Objective: In the entries that follow, count each line containing "dígitos" and state the total, nothing more.

Source records:
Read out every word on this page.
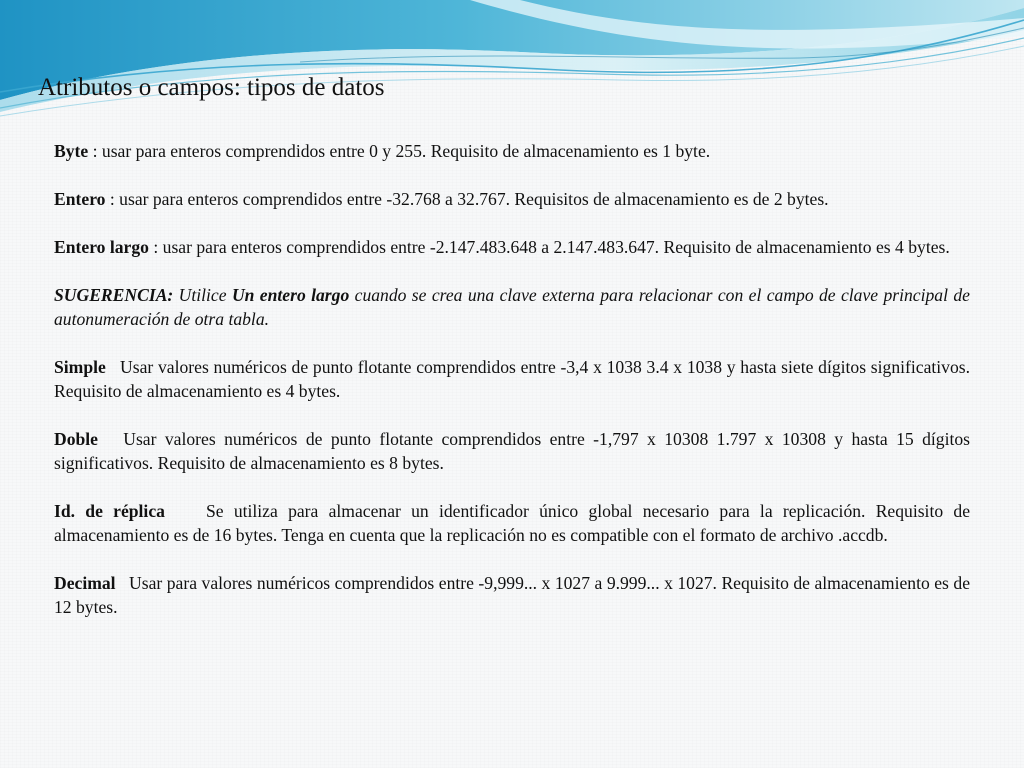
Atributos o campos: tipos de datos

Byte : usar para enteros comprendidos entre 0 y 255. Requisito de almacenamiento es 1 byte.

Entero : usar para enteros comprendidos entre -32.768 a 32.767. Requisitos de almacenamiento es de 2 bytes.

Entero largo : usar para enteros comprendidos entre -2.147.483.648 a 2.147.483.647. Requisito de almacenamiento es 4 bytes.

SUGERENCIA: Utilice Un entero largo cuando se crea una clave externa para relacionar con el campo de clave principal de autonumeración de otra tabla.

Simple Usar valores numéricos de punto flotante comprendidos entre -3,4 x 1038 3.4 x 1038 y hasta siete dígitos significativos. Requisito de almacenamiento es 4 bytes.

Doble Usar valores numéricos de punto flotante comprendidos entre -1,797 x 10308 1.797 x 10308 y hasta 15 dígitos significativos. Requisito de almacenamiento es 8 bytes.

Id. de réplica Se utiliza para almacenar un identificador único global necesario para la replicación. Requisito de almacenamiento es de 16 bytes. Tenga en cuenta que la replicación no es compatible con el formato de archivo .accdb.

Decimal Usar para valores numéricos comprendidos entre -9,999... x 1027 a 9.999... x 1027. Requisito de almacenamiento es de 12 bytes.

Full answer: 2